**Exercise instructions:** Reproduce the complete listing without any deviation.

**Data provided:**
──────────
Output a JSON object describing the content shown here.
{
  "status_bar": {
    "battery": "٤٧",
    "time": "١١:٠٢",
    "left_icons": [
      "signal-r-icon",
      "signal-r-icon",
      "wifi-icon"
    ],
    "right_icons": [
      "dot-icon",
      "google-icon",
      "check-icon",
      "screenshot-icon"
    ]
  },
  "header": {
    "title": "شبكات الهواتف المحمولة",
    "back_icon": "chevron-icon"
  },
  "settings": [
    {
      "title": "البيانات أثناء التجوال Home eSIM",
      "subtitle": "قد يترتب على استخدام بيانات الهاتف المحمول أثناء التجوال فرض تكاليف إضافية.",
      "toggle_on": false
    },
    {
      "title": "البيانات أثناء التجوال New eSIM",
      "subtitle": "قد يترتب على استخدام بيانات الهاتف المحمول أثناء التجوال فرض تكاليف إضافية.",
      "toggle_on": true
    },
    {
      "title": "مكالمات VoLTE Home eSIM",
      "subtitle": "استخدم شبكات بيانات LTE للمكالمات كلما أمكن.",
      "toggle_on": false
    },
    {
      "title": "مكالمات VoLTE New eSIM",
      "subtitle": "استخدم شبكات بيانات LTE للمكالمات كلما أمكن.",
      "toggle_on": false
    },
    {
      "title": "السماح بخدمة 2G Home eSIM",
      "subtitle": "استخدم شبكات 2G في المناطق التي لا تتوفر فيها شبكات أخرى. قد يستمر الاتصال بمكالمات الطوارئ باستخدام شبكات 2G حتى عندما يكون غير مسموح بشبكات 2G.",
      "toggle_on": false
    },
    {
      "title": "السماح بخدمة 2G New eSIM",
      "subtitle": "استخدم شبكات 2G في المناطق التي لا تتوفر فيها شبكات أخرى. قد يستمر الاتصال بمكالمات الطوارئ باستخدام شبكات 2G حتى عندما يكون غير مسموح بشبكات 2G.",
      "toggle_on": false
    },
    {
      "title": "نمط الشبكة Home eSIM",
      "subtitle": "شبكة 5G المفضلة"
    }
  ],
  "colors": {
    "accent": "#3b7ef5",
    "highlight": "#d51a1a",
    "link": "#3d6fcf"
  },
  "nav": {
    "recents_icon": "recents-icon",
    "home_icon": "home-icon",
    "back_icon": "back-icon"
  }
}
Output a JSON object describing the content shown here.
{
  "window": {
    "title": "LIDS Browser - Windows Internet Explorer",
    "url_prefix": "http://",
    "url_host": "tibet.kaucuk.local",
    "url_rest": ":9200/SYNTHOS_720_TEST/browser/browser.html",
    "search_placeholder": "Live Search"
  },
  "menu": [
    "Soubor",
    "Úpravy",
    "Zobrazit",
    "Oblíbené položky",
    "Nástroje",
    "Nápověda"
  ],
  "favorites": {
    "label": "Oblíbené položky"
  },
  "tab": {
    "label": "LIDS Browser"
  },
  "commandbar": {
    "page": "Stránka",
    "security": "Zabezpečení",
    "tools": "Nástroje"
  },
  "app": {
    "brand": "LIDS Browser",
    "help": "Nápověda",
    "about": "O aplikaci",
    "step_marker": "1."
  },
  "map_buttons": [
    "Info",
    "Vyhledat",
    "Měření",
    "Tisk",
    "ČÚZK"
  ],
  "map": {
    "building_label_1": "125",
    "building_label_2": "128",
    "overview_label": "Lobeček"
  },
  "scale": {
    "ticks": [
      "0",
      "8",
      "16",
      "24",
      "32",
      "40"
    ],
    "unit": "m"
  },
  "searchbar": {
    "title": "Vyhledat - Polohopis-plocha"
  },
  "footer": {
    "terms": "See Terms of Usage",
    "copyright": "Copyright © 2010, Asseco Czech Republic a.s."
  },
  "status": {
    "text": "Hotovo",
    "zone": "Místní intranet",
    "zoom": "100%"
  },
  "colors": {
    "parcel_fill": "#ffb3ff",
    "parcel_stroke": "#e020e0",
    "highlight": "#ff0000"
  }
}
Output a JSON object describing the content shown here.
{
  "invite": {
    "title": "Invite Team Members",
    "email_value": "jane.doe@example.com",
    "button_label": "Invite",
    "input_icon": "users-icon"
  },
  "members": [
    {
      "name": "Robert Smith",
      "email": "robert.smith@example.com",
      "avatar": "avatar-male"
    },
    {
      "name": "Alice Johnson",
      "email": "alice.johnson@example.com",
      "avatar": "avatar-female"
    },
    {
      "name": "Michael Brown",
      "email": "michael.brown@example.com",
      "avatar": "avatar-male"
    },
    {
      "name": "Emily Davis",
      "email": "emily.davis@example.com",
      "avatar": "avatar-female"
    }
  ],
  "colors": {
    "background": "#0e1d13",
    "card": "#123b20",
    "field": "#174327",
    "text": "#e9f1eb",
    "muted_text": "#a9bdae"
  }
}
──────────
**Response for this exercise:**
Output a JSON object describing the content shown here.
{
  "status_bar": {
    "battery": "٤٧",
    "time": "١١:٠٢",
    "left_icons": [
      "signal-r-icon",
      "signal-r-icon",
      "wifi-icon"
    ],
    "right_icons": [
      "dot-icon",
      "google-icon",
      "check-icon",
      "screenshot-icon"
    ]
  },
  "header": {
    "title": "شبكات الهواتف المحمولة",
    "back_icon": "chevron-icon"
  },
  "settings": [
    {
      "title": "البيانات أثناء التجوال Home eSIM",
      "subtitle": "قد يترتب على استخدام بيانات الهاتف المحمول أثناء التجوال فرض تكاليف إضافية.",
      "toggle_on": false
    },
    {
      "title": "البيانات أثناء التجوال New eSIM",
      "subtitle": "قد يترتب على استخدام بيانات الهاتف المحمول أثناء التجوال فرض تكاليف إضافية.",
      "toggle_on": true
    },
    {
      "title": "مكالمات VoLTE Home eSIM",
      "subtitle": "استخدم شبكات بيانات LTE للمكالمات كلما أمكن.",
      "toggle_on": false
    },
    {
      "title": "مكالمات VoLTE New eSIM",
      "subtitle": "استخدم شبكات بيانات LTE للمكالمات كلما أمكن.",
      "toggle_on": false
    },
    {
      "title": "السماح بخدمة 2G Home eSIM",
      "subtitle": "استخدم شبكات 2G في المناطق التي لا تتوفر فيها شبكات أخرى. قد يستمر الاتصال بمكالمات الطوارئ باستخدام شبكات 2G حتى عندما يكون غير مسموح بشبكات 2G.",
      "toggle_on": false
    },
    {
      "title": "السماح بخدمة 2G New eSIM",
      "subtitle": "استخدم شبكات 2G في المناطق التي لا تتوفر فيها شبكات أخرى. قد يستمر الاتصال بمكالمات الطوارئ باستخدام شبكات 2G حتى عندما يكون غير مسموح بشبكات 2G.",
      "toggle_on": false
    },
    {
      "title": "نمط الشبكة Home eSIM",
      "subtitle": "شبكة 5G المفضلة"
    }
  ],
  "colors": {
    "accent": "#3b7ef5",
    "highlight": "#d51a1a",
    "link": "#3d6fcf"
  },
  "nav": {
    "recents_icon": "recents-icon",
    "home_icon": "home-icon",
    "back_icon": "back-icon"
  }
}
Output a JSON object describing the content shown here.
{
  "window": {
    "title": "LIDS Browser - Windows Internet Explorer",
    "url_prefix": "http://",
    "url_host": "tibet.kaucuk.local",
    "url_rest": ":9200/SYNTHOS_720_TEST/browser/browser.html",
    "search_placeholder": "Live Search"
  },
  "menu": [
    "Soubor",
    "Úpravy",
    "Zobrazit",
    "Oblíbené položky",
    "Nástroje",
    "Nápověda"
  ],
  "favorites": {
    "label": "Oblíbené položky"
  },
  "tab": {
    "label": "LIDS Browser"
  },
  "commandbar": {
    "page": "Stránka",
    "security": "Zabezpečení",
    "tools": "Nástroje"
  },
  "app": {
    "brand": "LIDS Browser",
    "help": "Nápověda",
    "about": "O aplikaci",
    "step_marker": "1."
  },
  "map_buttons": [
    "Info",
    "Vyhledat",
    "Měření",
    "Tisk",
    "ČÚZK"
  ],
  "map": {
    "building_label_1": "125",
    "building_label_2": "128",
    "overview_label": "Lobeček"
  },
  "scale": {
    "ticks": [
      "0",
      "8",
      "16",
      "24",
      "32",
      "40"
    ],
    "unit": "m"
  },
  "searchbar": {
    "title": "Vyhledat - Polohopis-plocha"
  },
  "footer": {
    "terms": "See Terms of Usage",
    "copyright": "Copyright © 2010, Asseco Czech Republic a.s."
  },
  "status": {
    "text": "Hotovo",
    "zone": "Místní intranet",
    "zoom": "100%"
  },
  "colors": {
    "parcel_fill": "#ffb3ff",
    "parcel_stroke": "#e020e0",
    "highlight": "#ff0000"
  }
}
Output a JSON object describing the content shown here.
{
  "invite": {
    "title": "Invite Team Members",
    "email_value": "jane.doe@example.com",
    "button_label": "Invite",
    "input_icon": "users-icon"
  },
  "members": [
    {
      "name": "Robert Smith",
      "email": "robert.smith@example.com",
      "avatar": "avatar-male"
    },
    {
      "name": "Alice Johnson",
      "email": "alice.johnson@example.com",
      "avatar": "avatar-female"
    },
    {
      "name": "Michael Brown",
      "email": "michael.brown@example.com",
      "avatar": "avatar-male"
    },
    {
      "name": "Emily Davis",
      "email": "emily.davis@example.com",
      "avatar": "avatar-female"
    }
  ],
  "colors": {
    "background": "#0e1d13",
    "card": "#123b20",
    "field": "#174327",
    "text": "#e9f1eb",
    "muted_text": "#a9bdae"
  }
}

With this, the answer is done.